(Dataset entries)

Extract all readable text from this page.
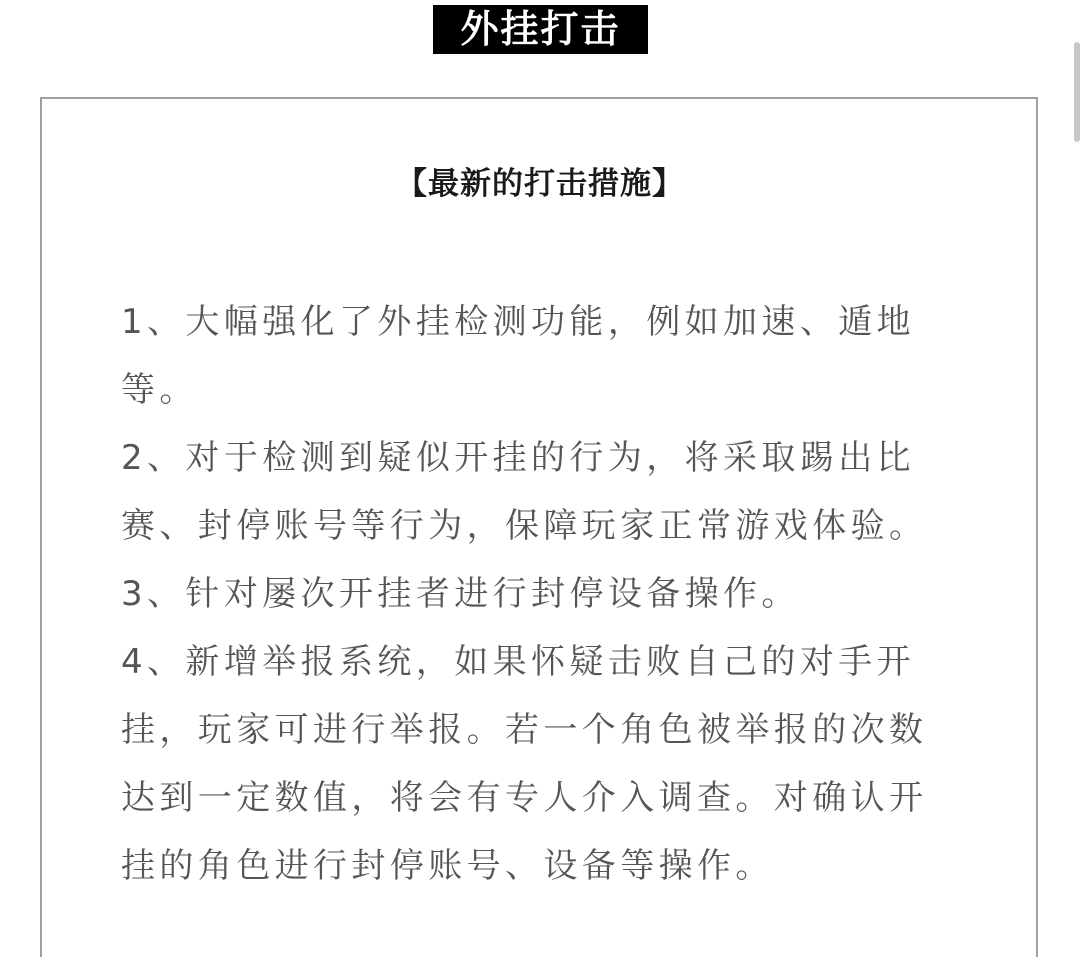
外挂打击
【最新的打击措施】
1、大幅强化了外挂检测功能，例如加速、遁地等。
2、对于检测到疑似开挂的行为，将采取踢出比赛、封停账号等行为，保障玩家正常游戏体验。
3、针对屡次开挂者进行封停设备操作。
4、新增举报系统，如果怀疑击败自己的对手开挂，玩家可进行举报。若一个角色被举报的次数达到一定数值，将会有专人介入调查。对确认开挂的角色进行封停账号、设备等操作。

* **GOAL**: Omitting all images, print the listing exactly.

* **TASK ANSWER**:
Extract all readable text from this page.
外挂打击
【最新的打击措施】
1、大幅强化了外挂检测功能，例如加速、遁地等。
2、对于检测到疑似开挂的行为，将采取踢出比赛、封停账号等行为，保障玩家正常游戏体验。
3、针对屡次开挂者进行封停设备操作。
4、新增举报系统，如果怀疑击败自己的对手开挂，玩家可进行举报。若一个角色被举报的次数达到一定数值，将会有专人介入调查。对确认开挂的角色进行封停账号、设备等操作。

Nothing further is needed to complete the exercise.